> **Required work**:
Without the pictures, copy all the entries below exactly.

> **Input data**:
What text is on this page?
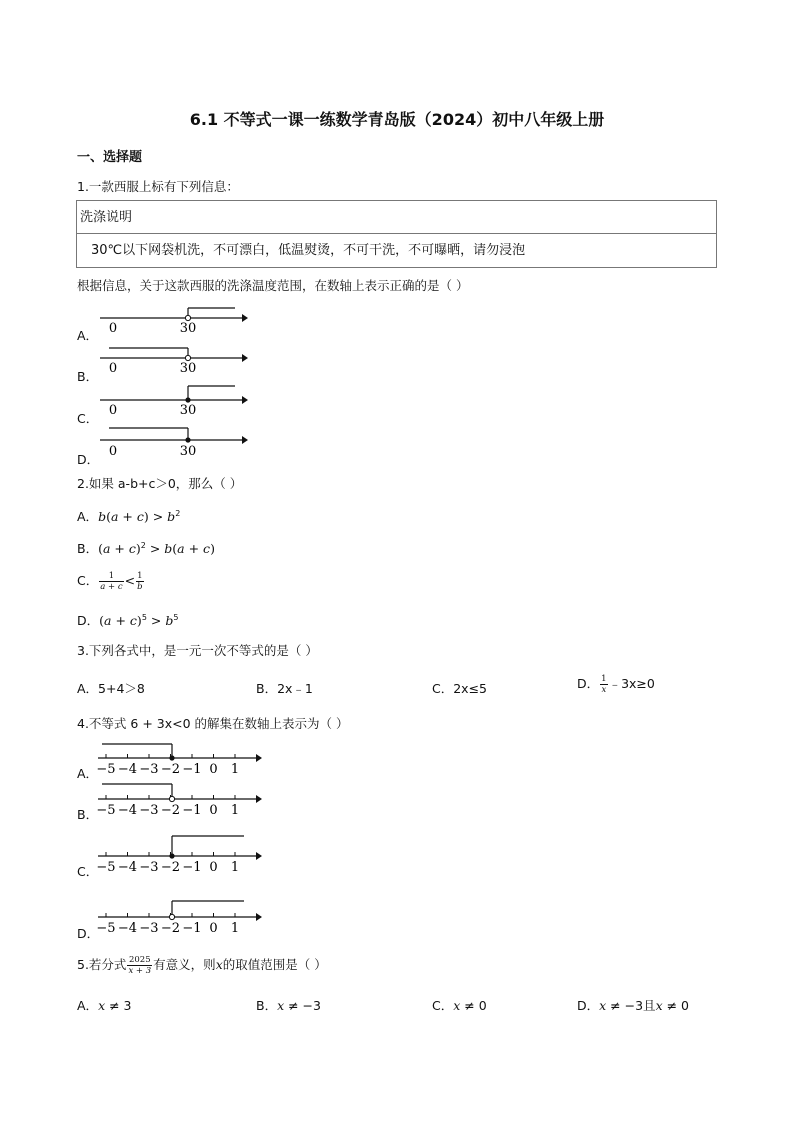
6.1 不等式一课一练数学青岛版（2024）初中八年级上册
一、选择题
1.一款西服上标有下列信息：
洗涤说明
30℃以下网袋机洗，不可漂白，低温熨烫，不可干洗，不可曝晒，请勿浸泡
根据信息，关于这款西服的洗涤温度范围，在数轴上表示正确的是（ ）
A． 0	30
B．
0	30
C．
0	30
D．
0	30
2.如果 a-b+c＞0，那么（ ）
A．$b(a + c) > b^2$
B．$(a + c)^2 > b(a + c)$
C． $\frac{1}{a + c} < \frac{1}{b}$
D．$(a + c)^5 > b^5$
3.下列各式中，是一元一次不等式的是（ ）
A．5+4＞8	B．2x﹣1	C．2x≤5	D． $\frac{1}{x}$ ﹣3x≥0
4.不等式 6 + 3x<0 的解集在数轴上表示为（ ）
A．
−5 −4 −3 −2 −1 0 1
B．
−5 −4 −3 −2 −1 0 1
C．
−5 −4 −3 −2 −1 0 1
D．
−5 −4 −3 −2 −1 0 1
5.若分式 $\frac{2025}{x + 3}$ 有意义，则x的取值范围是（ ）
A．x ≠ 3	B．x ≠ −3	C．x ≠ 0	D．x ≠ −3且x ≠ 0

> **Complete output**:
What text is on this page?
6.1 不等式一课一练数学青岛版（2024）初中八年级上册
一、选择题
1.一款西服上标有下列信息：
洗涤说明
30℃以下网袋机洗，不可漂白，低温熨烫，不可干洗，不可曝晒，请勿浸泡
根据信息，关于这款西服的洗涤温度范围，在数轴上表示正确的是（ ）
A． 0	30
B．
0	30
C．
0	30
D．
0	30
2.如果 a-b+c＞0，那么（ ）
A．$b(a + c) > b^2$
B．$(a + c)^2 > b(a + c)$
C． $\frac{1}{a + c} < \frac{1}{b}$
D．$(a + c)^5 > b^5$
3.下列各式中，是一元一次不等式的是（ ）
A．5+4＞8	B．2x﹣1	C．2x≤5	D． $\frac{1}{x}$ ﹣3x≥0
4.不等式 6 + 3x<0 的解集在数轴上表示为（ ）
A．
−5 −4 −3 −2 −1 0 1
B．
−5 −4 −3 −2 −1 0 1
C．
−5 −4 −3 −2 −1 0 1
D．
−5 −4 −3 −2 −1 0 1
5.若分式 $\frac{2025}{x + 3}$ 有意义，则x的取值范围是（ ）
A．x ≠ 3	B．x ≠ −3	C．x ≠ 0	D．x ≠ −3且x ≠ 0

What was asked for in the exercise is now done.